Work to be completed
Check every line below for the word "text" and copy the ones that have it.

Stored data
[start]
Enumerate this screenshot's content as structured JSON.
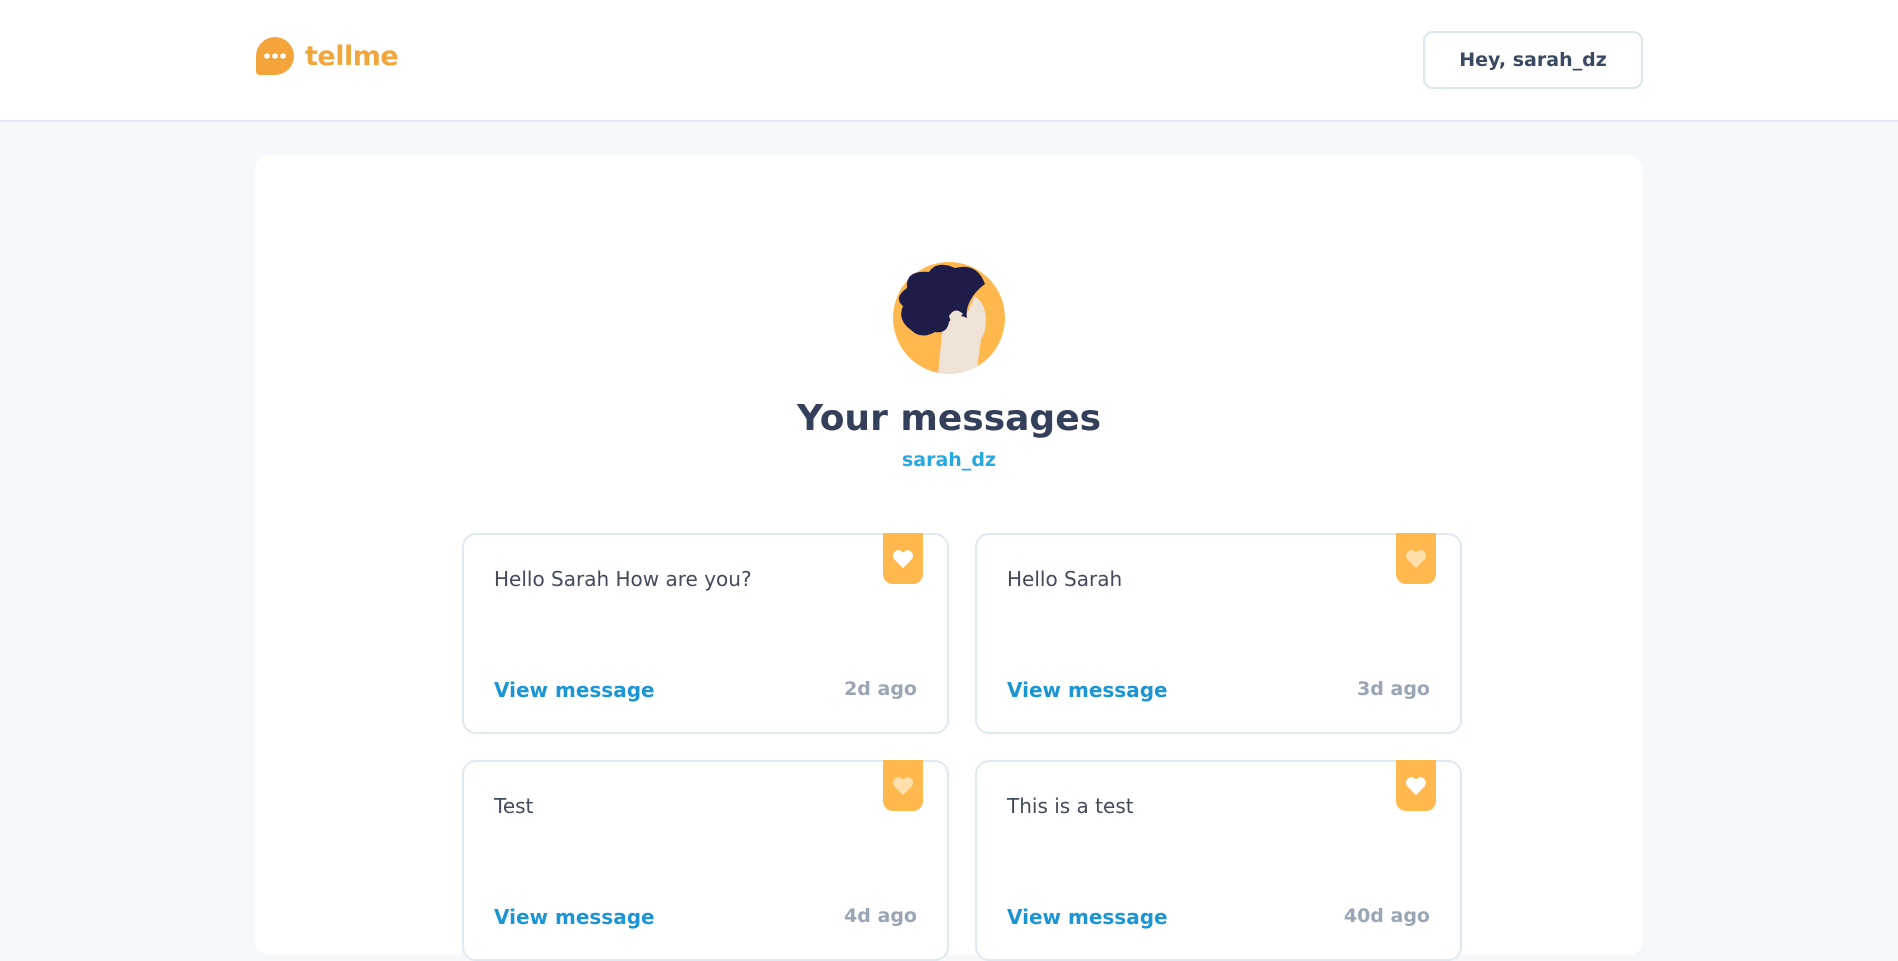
{
  "brand": {
    "name": "tellme",
    "color": "#f0a63a"
  },
  "header": {
    "greeting": "Hey, sarah_dz"
  },
  "page": {
    "title": "Your messages",
    "username": "sarah_dz"
  },
  "messages": [
    {
      "text": "Hello Sarah How are you?",
      "link": "View message",
      "time": "2d ago",
      "liked": true
    },
    {
      "text": "Hello Sarah",
      "link": "View message",
      "time": "3d ago",
      "liked": false
    },
    {
      "text": "Test",
      "link": "View message",
      "time": "4d ago",
      "liked": false
    },
    {
      "text": "This is a test",
      "link": "View message",
      "time": "40d ago",
      "liked": true
    }
  ],
  "icons": {
    "logo": "chat-bubble-icon",
    "avatar": "user-avatar",
    "like": "heart-icon"
  },
  "colors": {
    "accent": "#ffb84d",
    "link": "#1b95d4",
    "username": "#27a8e0"
  }
}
[end]
Task solution
      "text": "Hello Sarah How are you?",
      "text": "Hello Sarah",
      "text": "Test",
      "text": "This is a test",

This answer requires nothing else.